_Exercise objective:_
Find the number of lines in these records where the word "mallinen" appears. Reply with that number and nothing more.

**** Task material ****

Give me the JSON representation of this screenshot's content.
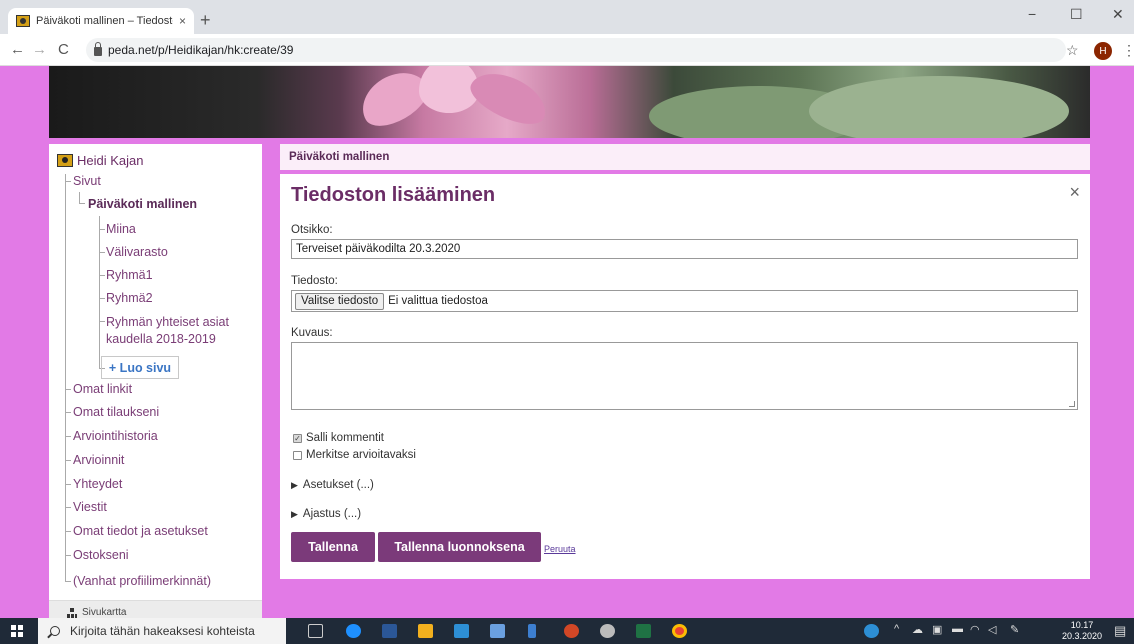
{
  "browser": {
    "tab_title": "Päiväkoti mallinen – Tiedoston lis",
    "tab_close": "×",
    "new_tab": "+",
    "minimize": "−",
    "maximize": "☐",
    "close": "✕",
    "back": "←",
    "forward": "→",
    "reload": "C",
    "url": "peda.net/p/Heidikajan/hk:create/39",
    "bookmark": "☆",
    "profile_initial": "H",
    "menu": "⋮"
  },
  "sidebar": {
    "user_name": "Heidi Kajan",
    "sivut": "Sivut",
    "current_page": "Päiväkoti mallinen",
    "children": [
      "Miina",
      "Välivarasto",
      "Ryhmä1",
      "Ryhmä2",
      "Ryhmän yhteiset asiat kaudella 2018-2019"
    ],
    "create_page": "+ Luo sivu",
    "links": [
      "Omat linkit",
      "Omat tilaukseni",
      "Arviointihistoria",
      "Arvioinnit",
      "Yhteydet",
      "Viestit",
      "Omat tiedot ja asetukset",
      "Ostokseni",
      "(Vanhat profiilimerkinnät)"
    ],
    "sitemap": "Sivukartta"
  },
  "breadcrumb": "Päiväkoti mallinen",
  "form": {
    "title": "Tiedoston lisääminen",
    "close": "×",
    "title_label": "Otsikko:",
    "title_value": "Terveiset päiväkodilta 20.3.2020",
    "file_label": "Tiedosto:",
    "file_button": "Valitse tiedosto",
    "file_status": "Ei valittua tiedostoa",
    "description_label": "Kuvaus:",
    "allow_comments": "Salli kommentit",
    "allow_comments_checked": true,
    "mark_for_grading": "Merkitse arvioitavaksi",
    "mark_for_grading_checked": false,
    "settings": "Asetukset (...)",
    "scheduling": "Ajastus (...)",
    "save": "Tallenna",
    "save_draft": "Tallenna luonnoksena",
    "cancel": "Peruuta"
  },
  "taskbar": {
    "search_placeholder": "Kirjoita tähän hakeaksesi kohteista",
    "time": "10.17",
    "date": "20.3.2020"
  },
  "colors": {
    "page_bg": "#e27ae6",
    "accent": "#7b3a7a",
    "link": "#7a3d76"
  }
}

****

_Written solution:_
3